__Task details__. Reproduce the data below in full and exclude every picture.

__Materials provided__.
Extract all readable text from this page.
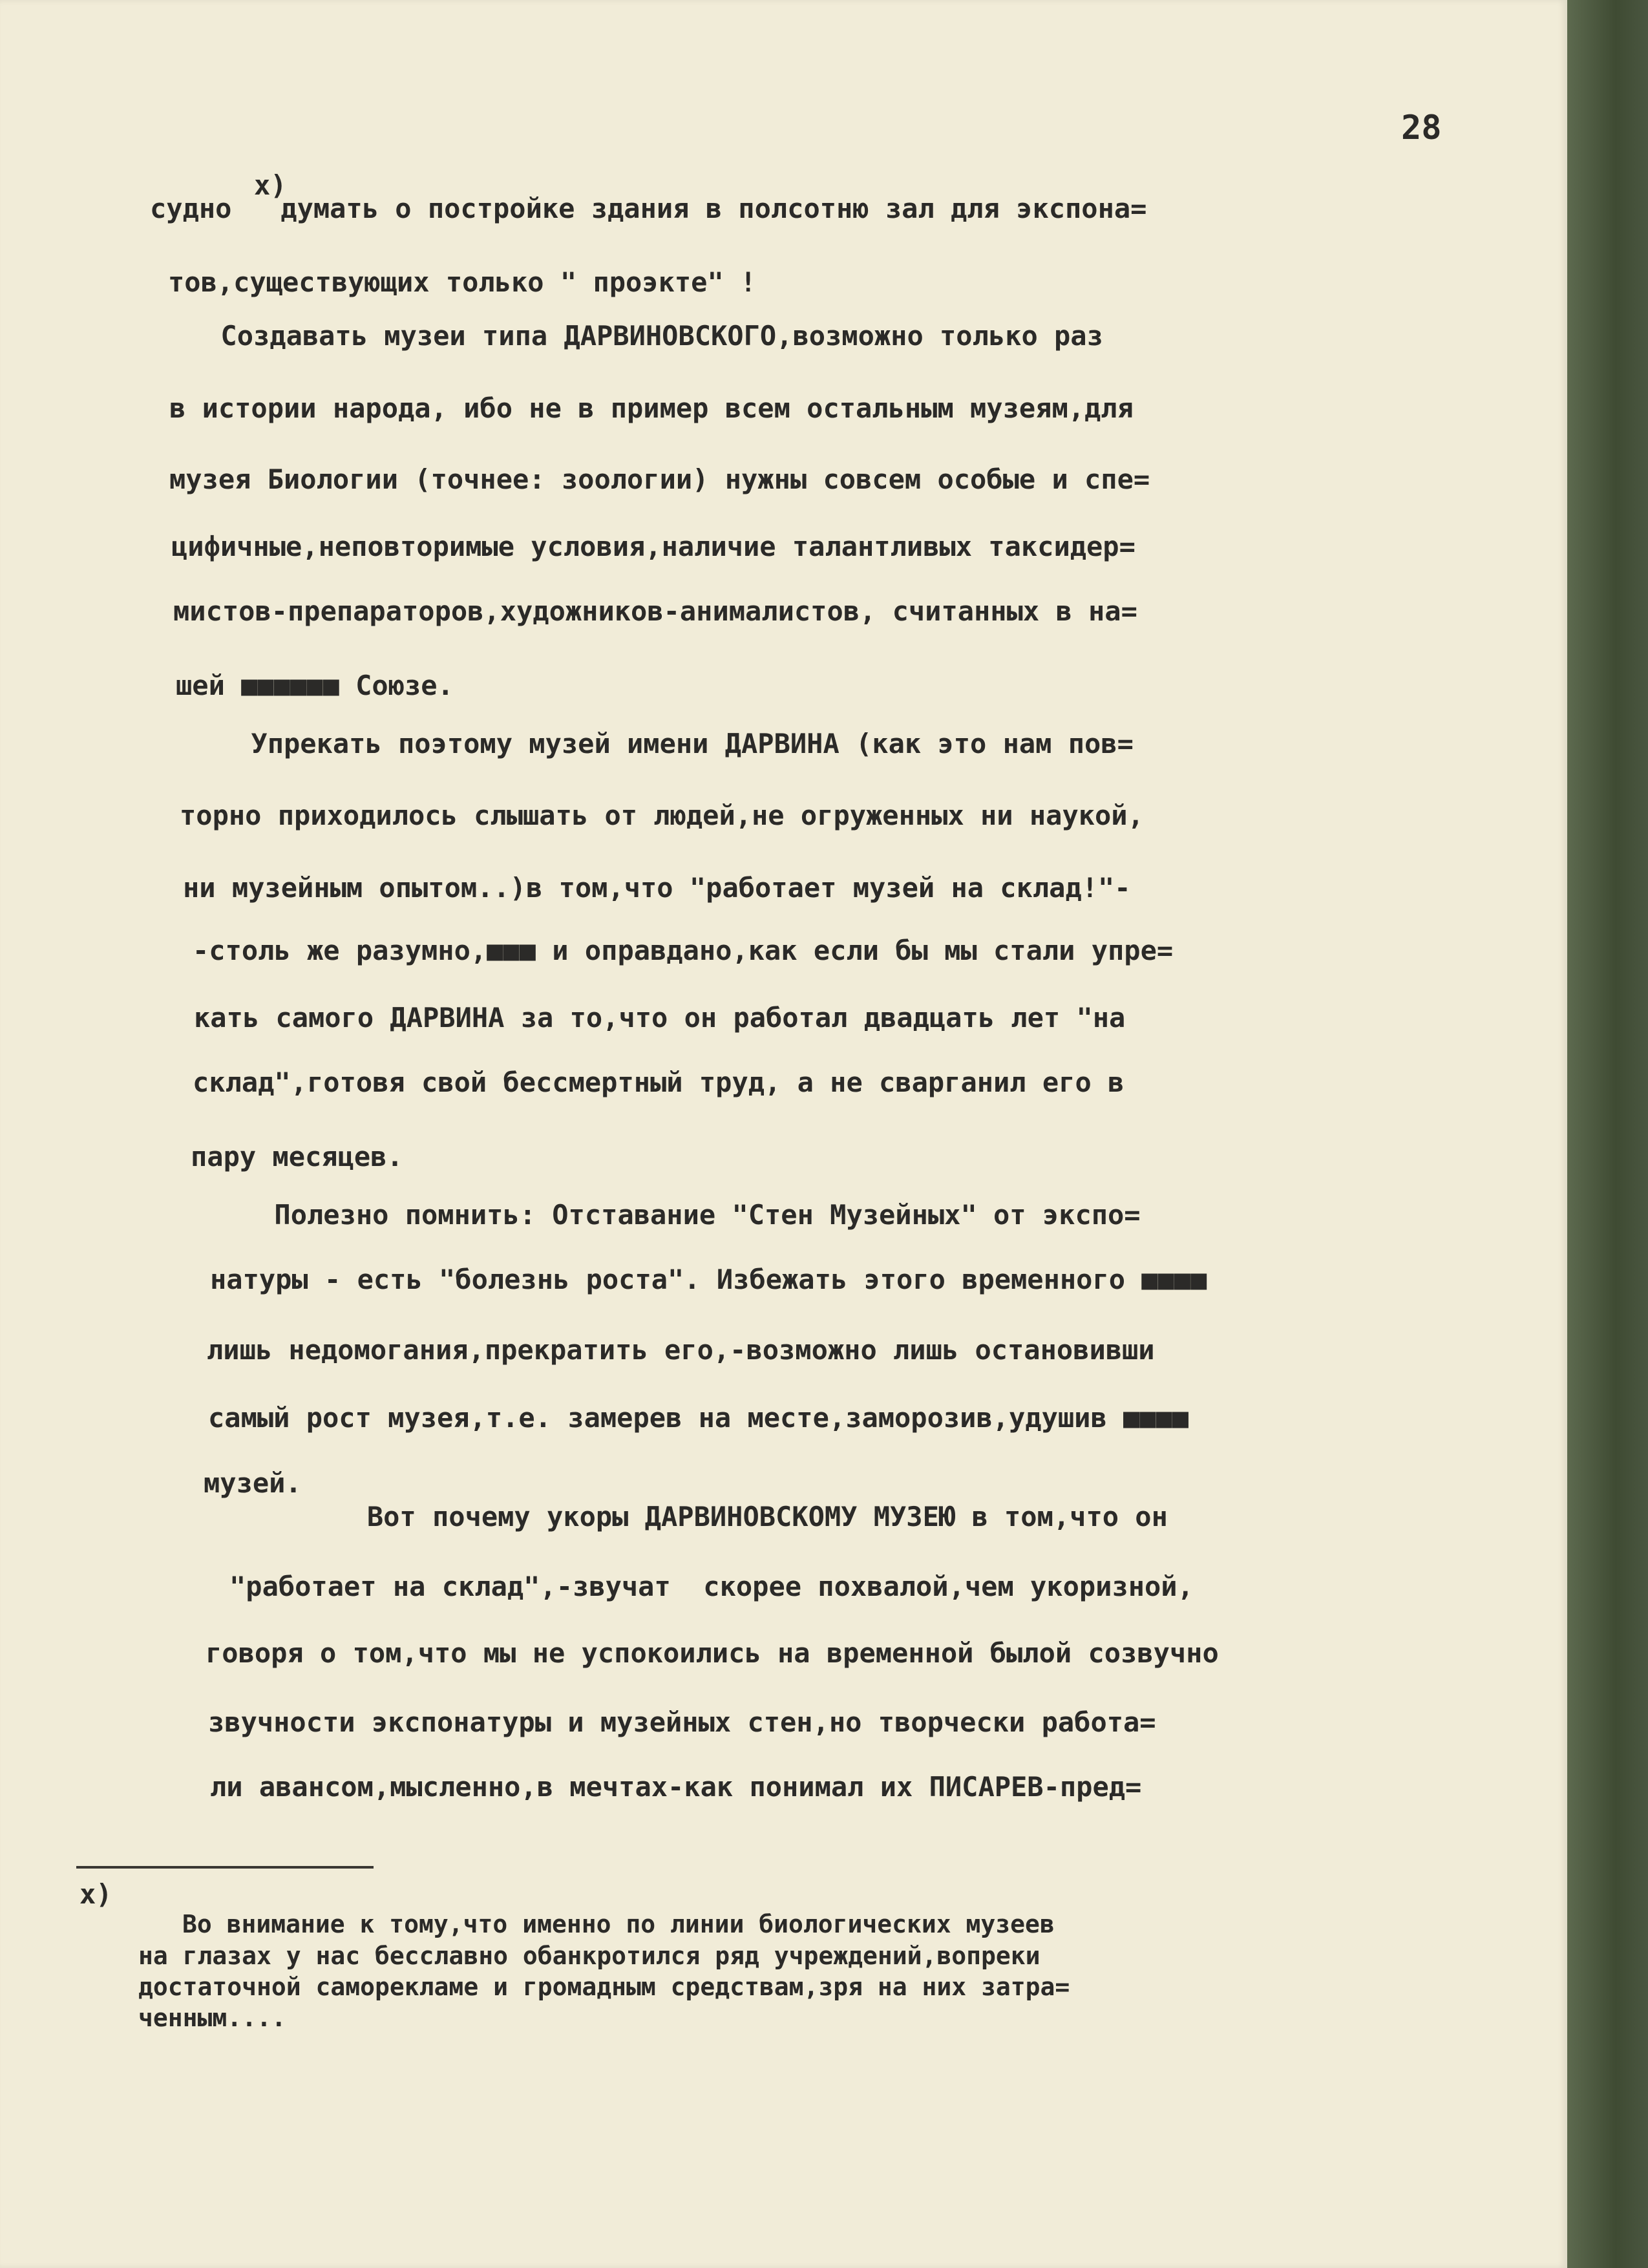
28
x)
судно   думать о постройке здания в полсотню зал для экспона=
тов,существующих только " проэкте" !
Создавать музеи типа ДАРВИНОВСКОГО,возможно только раз
в истории народа, ибо не в пример всем остальным музеям,для
музея Биологии (точнее: зоологии) нужны совсем особые и спе=
цифичные,неповторимые условия,наличие талантливых таксидер=
мистов-препараторов,художников-анималистов, считанных в на=
шей ■■■■■■ Союзе.
Упрекать поэтому музей имени ДАРВИНА (как это нам пов=
торно приходилось слышать от людей,не огруженных ни наукой,
ни музейным опытом..)в том,что "работает музей на склад!"-
-столь же разумно,■■■ и оправдано,как если бы мы стали упре=
кать самого ДАРВИНА за то,что он работал двадцать лет "на
склад",готовя свой бессмертный труд, а не сварганил его в
пару месяцев.
Полезно помнить: Отставание "Стен Музейных" от экспо=
натуры - есть "болезнь роста". Избежать этого временного ■■■■
лишь недомогания,прекратить его,-возможно лишь остановивши
самый рост музея,т.е. замерев на месте,заморозив,удушив ■■■■
музей.
Вот почему укоры ДАРВИНОВСКОМУ МУЗЕЮ в том,что он
"работает на склад",-звучат  скорее похвалой,чем укоризной,
говоря о том,что мы не успокоились на временной былой созвучно
звучности экспонатуры и музейных стен,но творчески работа=
ли авансом,мысленно,в мечтах-как понимал их ПИСАРЕВ-пред=
x)
Во внимание к тому,что именно по линии биологических музеев
на глазах у нас бесславно обанкротился ряд учреждений,вопреки
достаточной саморекламе и громадным средствам,зря на них затра=
ченным....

__Complete response__.
Extract all readable text from this page.
28
x)
судно   думать о постройке здания в полсотню зал для экспона=
тов,существующих только " проэкте" !
Создавать музеи типа ДАРВИНОВСКОГО,возможно только раз
в истории народа, ибо не в пример всем остальным музеям,для
музея Биологии (точнее: зоологии) нужны совсем особые и спе=
цифичные,неповторимые условия,наличие талантливых таксидер=
мистов-препараторов,художников-анималистов, считанных в на=
шей ■■■■■■ Союзе.
Упрекать поэтому музей имени ДАРВИНА (как это нам пов=
торно приходилось слышать от людей,не огруженных ни наукой,
ни музейным опытом..)в том,что "работает музей на склад!"-
-столь же разумно,■■■ и оправдано,как если бы мы стали упре=
кать самого ДАРВИНА за то,что он работал двадцать лет "на
склад",готовя свой бессмертный труд, а не сварганил его в
пару месяцев.
Полезно помнить: Отставание "Стен Музейных" от экспо=
натуры - есть "болезнь роста". Избежать этого временного ■■■■
лишь недомогания,прекратить его,-возможно лишь остановивши
самый рост музея,т.е. замерев на месте,заморозив,удушив ■■■■
музей.
Вот почему укоры ДАРВИНОВСКОМУ МУЗЕЮ в том,что он
"работает на склад",-звучат  скорее похвалой,чем укоризной,
говоря о том,что мы не успокоились на временной былой созвучно
звучности экспонатуры и музейных стен,но творчески работа=
ли авансом,мысленно,в мечтах-как понимал их ПИСАРЕВ-пред=
x)
Во внимание к тому,что именно по линии биологических музеев
на глазах у нас бесславно обанкротился ряд учреждений,вопреки
достаточной саморекламе и громадным средствам,зря на них затра=
ченным....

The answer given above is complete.